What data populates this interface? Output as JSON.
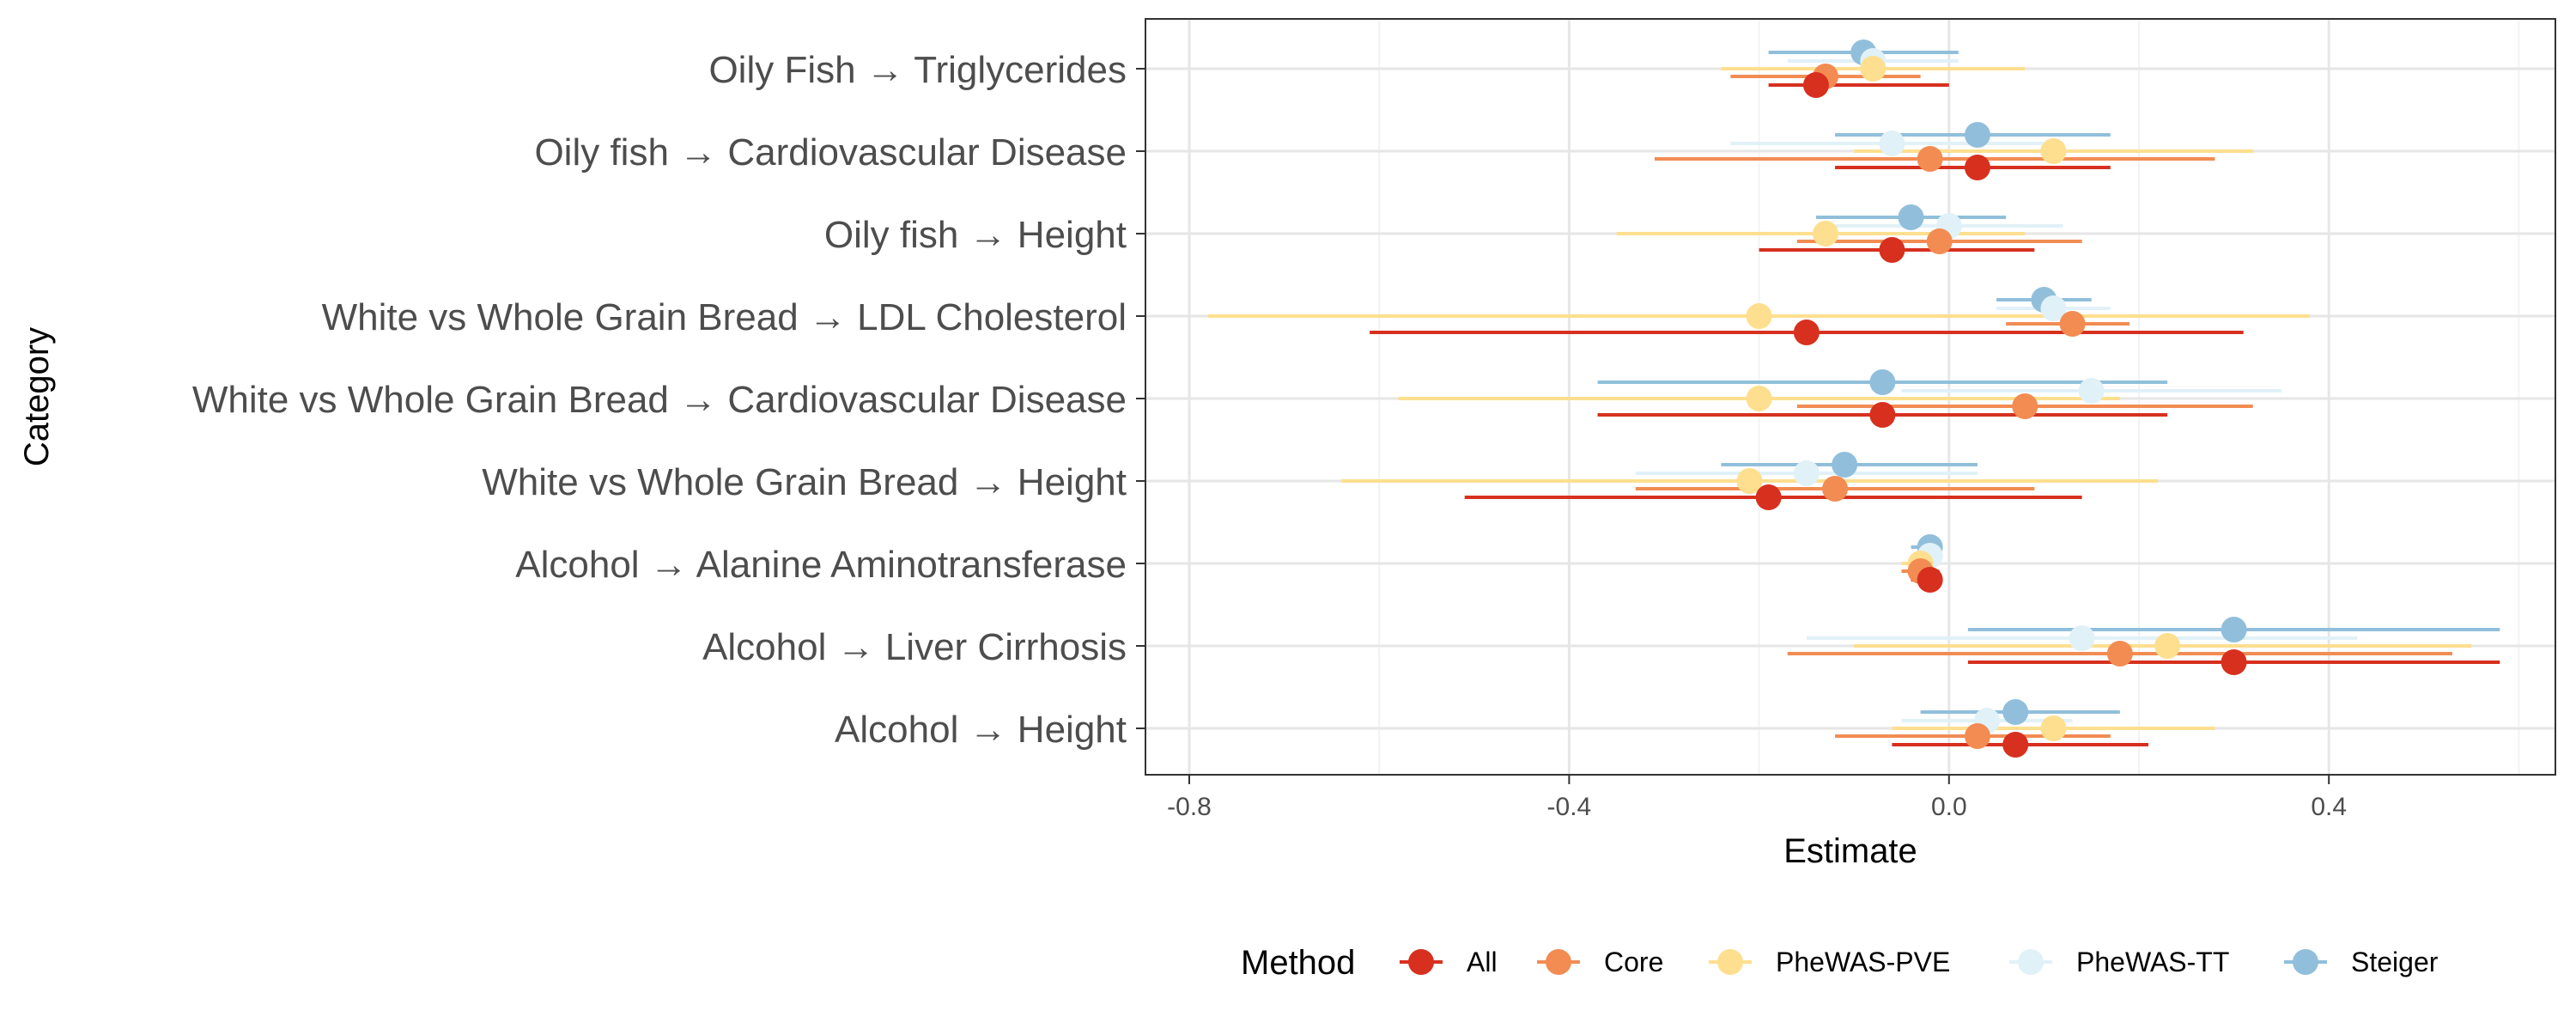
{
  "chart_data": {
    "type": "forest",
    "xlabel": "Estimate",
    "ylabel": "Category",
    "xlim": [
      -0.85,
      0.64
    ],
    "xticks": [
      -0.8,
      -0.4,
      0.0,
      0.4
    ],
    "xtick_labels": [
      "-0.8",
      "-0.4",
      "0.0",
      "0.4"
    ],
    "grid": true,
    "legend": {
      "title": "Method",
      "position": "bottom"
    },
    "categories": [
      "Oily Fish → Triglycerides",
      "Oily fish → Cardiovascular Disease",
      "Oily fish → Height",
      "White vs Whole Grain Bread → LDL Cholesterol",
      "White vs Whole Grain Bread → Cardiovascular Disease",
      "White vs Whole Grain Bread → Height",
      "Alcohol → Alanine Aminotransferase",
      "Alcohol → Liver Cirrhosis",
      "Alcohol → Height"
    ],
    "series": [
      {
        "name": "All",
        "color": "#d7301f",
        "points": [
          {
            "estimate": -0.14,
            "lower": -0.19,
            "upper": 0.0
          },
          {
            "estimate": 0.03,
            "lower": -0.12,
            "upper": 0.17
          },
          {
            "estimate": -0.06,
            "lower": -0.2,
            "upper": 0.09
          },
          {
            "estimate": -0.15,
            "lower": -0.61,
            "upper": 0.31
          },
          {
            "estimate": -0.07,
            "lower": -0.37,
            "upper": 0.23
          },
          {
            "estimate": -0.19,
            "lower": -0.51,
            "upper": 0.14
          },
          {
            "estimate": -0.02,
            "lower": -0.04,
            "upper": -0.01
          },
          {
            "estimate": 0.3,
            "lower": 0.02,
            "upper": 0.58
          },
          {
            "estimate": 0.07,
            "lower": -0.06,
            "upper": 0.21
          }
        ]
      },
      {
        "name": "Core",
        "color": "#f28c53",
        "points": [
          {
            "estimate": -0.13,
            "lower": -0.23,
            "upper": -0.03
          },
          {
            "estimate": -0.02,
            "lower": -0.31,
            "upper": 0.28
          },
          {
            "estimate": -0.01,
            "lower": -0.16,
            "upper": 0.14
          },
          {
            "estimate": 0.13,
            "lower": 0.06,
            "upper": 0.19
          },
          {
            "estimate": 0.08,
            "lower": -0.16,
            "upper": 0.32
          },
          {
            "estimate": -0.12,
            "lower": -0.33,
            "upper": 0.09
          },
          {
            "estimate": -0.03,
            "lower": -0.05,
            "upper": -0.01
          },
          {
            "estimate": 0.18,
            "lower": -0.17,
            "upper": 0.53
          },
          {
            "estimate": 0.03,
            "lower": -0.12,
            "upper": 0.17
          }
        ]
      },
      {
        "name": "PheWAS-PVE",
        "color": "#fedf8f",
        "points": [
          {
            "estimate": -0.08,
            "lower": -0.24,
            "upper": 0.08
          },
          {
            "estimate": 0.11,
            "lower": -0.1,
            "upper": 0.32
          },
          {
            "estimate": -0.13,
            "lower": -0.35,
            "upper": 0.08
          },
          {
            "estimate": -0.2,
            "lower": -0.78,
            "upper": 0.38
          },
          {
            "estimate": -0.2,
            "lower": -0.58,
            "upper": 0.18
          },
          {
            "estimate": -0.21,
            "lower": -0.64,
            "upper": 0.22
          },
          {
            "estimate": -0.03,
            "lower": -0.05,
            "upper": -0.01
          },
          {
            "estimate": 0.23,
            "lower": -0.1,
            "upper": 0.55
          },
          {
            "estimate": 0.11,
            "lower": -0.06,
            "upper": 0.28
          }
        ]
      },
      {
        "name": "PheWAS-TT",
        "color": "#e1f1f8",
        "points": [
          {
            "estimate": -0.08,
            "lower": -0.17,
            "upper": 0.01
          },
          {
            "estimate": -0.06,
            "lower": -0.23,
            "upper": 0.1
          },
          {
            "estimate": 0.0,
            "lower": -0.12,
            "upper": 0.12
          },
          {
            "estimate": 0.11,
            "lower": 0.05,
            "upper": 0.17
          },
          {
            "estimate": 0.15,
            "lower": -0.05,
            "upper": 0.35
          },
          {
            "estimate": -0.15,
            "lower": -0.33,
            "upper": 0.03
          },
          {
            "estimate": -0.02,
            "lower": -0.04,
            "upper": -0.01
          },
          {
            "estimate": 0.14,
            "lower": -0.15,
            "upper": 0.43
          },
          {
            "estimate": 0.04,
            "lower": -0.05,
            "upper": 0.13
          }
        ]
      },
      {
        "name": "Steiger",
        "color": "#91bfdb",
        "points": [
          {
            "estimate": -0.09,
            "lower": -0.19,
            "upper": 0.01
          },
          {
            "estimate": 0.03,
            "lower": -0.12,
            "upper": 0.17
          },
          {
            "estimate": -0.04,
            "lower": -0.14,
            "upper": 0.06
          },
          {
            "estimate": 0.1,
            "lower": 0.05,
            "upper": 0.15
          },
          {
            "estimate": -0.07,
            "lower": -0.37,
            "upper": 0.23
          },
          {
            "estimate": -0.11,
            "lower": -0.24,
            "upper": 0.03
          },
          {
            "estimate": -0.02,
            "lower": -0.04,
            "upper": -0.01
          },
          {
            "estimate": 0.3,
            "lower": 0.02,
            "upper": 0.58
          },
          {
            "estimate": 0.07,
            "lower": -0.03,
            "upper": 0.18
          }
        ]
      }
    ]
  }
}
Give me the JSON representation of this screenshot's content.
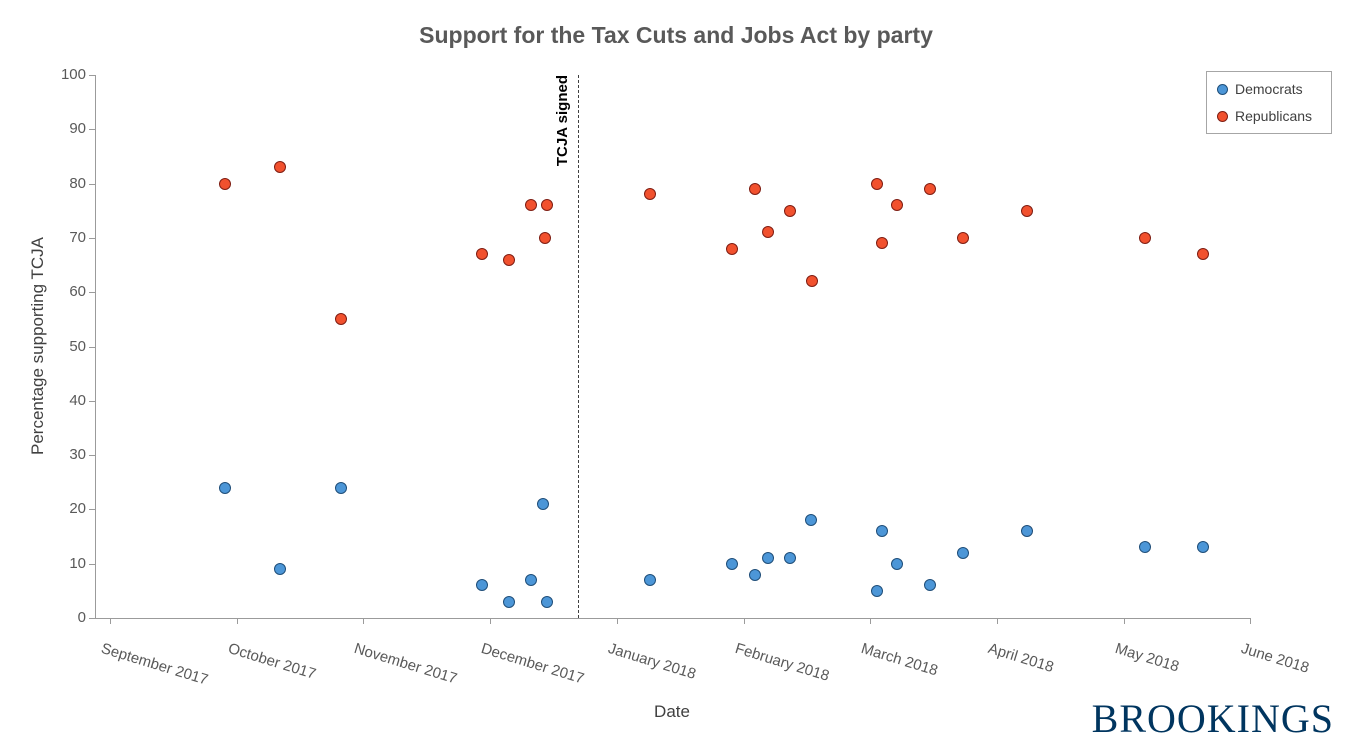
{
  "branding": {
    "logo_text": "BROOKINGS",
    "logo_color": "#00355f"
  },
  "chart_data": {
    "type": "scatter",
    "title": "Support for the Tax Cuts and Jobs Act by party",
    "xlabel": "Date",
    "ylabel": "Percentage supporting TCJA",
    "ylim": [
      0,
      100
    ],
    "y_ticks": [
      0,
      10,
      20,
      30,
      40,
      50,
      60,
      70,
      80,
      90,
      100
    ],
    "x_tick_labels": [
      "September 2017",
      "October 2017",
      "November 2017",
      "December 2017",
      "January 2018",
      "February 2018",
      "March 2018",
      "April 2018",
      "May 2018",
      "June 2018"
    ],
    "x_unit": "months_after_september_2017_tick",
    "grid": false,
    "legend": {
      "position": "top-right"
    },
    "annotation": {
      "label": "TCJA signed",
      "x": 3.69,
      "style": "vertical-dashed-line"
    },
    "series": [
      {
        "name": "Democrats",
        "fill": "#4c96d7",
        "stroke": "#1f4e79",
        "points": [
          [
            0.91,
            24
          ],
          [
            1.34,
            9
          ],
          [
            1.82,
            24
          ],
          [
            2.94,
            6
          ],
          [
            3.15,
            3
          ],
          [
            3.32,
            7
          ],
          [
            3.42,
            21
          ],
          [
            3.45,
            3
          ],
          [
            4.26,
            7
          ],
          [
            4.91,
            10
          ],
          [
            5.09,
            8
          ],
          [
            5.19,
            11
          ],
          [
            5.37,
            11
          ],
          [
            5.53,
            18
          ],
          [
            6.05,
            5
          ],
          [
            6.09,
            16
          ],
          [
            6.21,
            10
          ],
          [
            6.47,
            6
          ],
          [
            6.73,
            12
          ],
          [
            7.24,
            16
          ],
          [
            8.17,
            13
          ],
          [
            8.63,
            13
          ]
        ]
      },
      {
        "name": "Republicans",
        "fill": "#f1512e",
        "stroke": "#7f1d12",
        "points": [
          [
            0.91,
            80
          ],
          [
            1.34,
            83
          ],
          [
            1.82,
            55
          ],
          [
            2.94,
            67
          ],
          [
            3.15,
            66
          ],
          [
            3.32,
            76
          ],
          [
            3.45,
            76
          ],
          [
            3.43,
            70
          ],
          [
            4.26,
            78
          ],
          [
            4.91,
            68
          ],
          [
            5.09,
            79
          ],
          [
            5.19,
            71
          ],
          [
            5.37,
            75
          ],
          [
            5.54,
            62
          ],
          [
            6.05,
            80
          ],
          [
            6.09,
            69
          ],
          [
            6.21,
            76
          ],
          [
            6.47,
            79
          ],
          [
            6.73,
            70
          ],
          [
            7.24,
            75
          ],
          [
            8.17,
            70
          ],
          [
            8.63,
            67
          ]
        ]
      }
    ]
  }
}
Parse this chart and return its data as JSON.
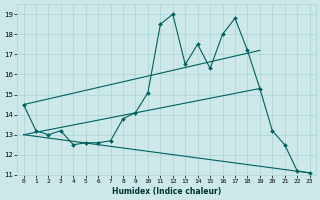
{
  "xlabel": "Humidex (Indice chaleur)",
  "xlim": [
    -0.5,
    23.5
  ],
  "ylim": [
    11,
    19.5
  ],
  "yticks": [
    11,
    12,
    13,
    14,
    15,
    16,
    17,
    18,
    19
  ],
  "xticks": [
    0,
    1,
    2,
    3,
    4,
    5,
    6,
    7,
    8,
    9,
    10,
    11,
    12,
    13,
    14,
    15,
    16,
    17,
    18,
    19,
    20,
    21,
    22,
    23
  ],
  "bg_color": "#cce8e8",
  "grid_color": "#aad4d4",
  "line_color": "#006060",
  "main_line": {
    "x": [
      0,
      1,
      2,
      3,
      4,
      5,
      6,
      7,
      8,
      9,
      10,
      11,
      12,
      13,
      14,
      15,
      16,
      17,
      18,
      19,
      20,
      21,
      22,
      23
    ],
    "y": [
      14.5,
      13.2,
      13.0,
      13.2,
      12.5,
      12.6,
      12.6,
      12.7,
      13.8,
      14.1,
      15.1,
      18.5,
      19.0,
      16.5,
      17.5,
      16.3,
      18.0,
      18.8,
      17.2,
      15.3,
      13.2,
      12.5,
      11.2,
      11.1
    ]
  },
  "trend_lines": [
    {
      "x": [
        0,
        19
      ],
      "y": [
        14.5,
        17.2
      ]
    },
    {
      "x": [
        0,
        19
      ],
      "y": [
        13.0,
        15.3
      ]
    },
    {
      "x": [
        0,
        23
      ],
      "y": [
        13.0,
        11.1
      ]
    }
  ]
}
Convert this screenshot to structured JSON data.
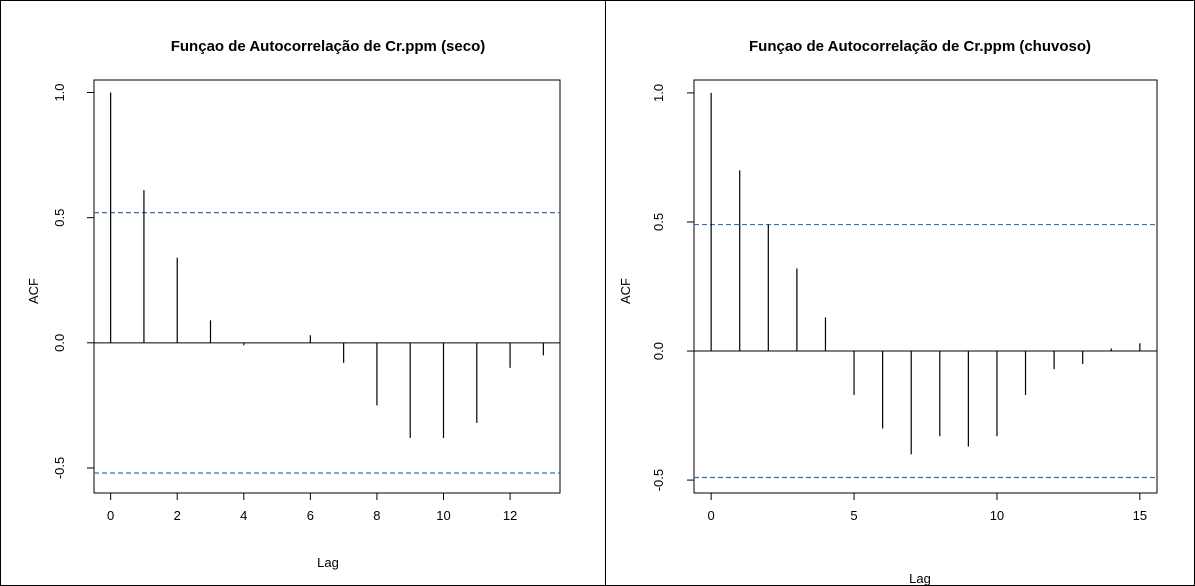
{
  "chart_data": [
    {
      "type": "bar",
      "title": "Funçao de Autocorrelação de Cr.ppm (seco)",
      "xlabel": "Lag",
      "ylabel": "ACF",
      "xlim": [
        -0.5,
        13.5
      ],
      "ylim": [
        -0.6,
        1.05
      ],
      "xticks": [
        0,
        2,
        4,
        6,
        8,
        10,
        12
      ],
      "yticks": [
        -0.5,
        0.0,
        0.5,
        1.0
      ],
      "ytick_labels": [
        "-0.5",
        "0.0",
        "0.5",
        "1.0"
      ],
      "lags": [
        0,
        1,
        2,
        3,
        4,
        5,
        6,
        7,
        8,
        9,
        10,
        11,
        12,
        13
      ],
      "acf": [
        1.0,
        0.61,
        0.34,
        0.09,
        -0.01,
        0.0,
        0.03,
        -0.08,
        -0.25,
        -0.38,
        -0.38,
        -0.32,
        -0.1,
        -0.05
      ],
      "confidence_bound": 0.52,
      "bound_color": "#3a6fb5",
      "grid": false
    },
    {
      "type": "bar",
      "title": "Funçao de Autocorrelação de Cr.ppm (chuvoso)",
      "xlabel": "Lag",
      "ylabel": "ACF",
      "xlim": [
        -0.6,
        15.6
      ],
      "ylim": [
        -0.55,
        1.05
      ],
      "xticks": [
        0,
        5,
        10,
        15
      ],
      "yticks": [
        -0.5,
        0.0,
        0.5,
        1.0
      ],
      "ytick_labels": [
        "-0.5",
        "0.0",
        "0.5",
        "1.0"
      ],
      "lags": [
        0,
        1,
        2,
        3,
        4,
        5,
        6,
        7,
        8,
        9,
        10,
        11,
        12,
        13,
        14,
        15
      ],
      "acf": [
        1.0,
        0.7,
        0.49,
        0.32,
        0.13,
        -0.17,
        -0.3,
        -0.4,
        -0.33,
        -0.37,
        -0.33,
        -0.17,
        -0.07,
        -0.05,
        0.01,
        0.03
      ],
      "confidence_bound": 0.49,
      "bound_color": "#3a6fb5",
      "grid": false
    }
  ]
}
○ ○ ○ ○
■ What needs to be done ■
Scan the listing above and copy all lines containing the word "screenshot".

■ Result below ■
Give me the JSON representation of this screenshot's content.
Convert this screenshot to structured JSON data.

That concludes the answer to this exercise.